- STATED EXERCISE
Pick out each line of the records in which the word "Peningkatan" appears.

Stored items:

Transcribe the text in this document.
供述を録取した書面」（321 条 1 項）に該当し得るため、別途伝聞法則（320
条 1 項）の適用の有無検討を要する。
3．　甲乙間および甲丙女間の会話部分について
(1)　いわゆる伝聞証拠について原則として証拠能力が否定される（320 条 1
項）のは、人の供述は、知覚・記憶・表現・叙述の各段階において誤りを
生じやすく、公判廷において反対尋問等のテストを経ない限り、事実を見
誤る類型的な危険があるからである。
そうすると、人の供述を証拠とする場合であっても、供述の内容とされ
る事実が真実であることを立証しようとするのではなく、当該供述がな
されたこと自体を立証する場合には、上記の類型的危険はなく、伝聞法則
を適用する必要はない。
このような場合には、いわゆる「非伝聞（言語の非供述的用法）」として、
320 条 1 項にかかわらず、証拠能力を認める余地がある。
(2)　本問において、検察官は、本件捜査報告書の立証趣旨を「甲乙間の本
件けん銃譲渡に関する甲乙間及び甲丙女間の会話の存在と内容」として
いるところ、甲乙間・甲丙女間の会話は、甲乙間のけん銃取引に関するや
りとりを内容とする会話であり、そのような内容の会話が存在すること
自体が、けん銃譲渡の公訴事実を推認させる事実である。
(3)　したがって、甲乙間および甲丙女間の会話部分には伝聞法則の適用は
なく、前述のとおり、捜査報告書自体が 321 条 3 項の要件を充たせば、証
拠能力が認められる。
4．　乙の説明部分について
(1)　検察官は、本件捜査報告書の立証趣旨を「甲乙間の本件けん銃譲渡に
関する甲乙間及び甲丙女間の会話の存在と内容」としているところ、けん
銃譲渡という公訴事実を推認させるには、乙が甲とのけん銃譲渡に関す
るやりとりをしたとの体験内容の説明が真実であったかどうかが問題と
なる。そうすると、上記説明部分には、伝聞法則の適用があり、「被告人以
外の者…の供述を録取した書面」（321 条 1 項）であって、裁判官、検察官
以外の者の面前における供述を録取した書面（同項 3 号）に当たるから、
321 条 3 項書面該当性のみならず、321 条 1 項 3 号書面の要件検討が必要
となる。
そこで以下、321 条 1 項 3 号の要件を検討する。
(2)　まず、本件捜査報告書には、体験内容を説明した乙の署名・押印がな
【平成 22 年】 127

==

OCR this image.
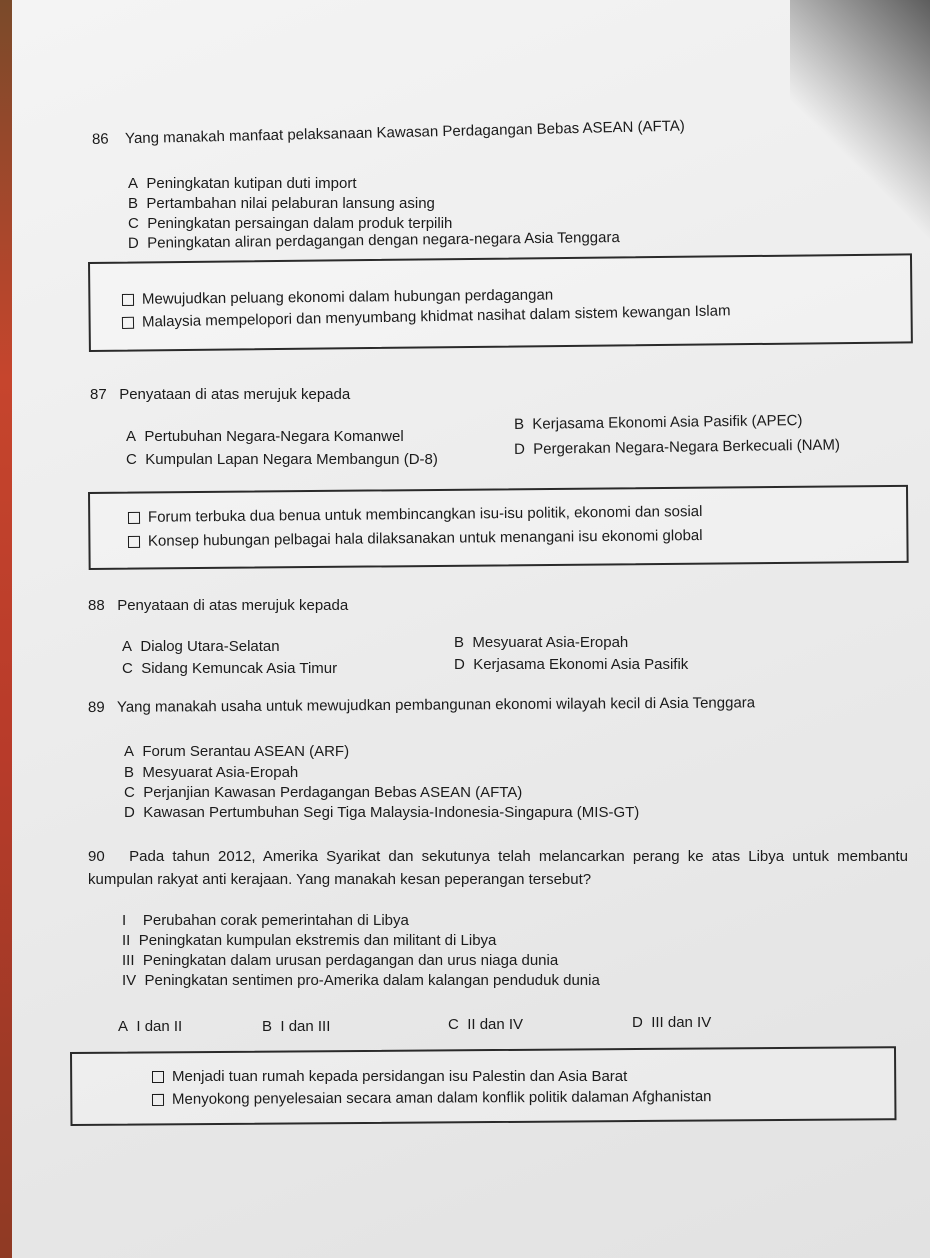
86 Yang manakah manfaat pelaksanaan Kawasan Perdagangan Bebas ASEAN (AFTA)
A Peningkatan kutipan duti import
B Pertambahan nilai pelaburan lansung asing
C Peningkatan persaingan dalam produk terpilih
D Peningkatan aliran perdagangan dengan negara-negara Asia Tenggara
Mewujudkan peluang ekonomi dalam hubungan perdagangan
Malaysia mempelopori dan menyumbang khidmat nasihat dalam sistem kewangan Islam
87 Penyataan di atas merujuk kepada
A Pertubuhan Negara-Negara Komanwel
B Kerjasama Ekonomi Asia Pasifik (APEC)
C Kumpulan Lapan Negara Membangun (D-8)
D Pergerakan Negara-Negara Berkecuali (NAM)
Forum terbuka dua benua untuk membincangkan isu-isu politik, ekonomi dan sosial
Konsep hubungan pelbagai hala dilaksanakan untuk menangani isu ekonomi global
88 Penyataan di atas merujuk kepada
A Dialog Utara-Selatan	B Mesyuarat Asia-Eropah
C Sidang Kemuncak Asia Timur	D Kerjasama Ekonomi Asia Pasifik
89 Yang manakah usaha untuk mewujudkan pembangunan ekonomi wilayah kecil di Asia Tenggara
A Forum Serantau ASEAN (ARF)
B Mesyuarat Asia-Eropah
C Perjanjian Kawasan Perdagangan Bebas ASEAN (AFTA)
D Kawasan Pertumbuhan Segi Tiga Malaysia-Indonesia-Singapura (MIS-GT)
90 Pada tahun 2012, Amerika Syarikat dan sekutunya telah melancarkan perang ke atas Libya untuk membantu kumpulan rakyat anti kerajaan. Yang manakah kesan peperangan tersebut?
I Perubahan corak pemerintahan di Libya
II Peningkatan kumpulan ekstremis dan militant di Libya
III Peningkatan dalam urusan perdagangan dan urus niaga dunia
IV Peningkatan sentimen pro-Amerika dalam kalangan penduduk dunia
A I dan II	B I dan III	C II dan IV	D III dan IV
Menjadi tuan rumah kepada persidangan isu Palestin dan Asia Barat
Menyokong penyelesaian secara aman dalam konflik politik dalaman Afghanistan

- RESULT OF THE EXERCISE
A Peningkatan kutipan duti import
C Peningkatan persaingan dalam produk terpilih
D Peningkatan aliran perdagangan dengan negara-negara Asia Tenggara
II Peningkatan kumpulan ekstremis dan militant di Libya
III Peningkatan dalam urusan perdagangan dan urus niaga dunia
IV Peningkatan sentimen pro-Amerika dalam kalangan penduduk dunia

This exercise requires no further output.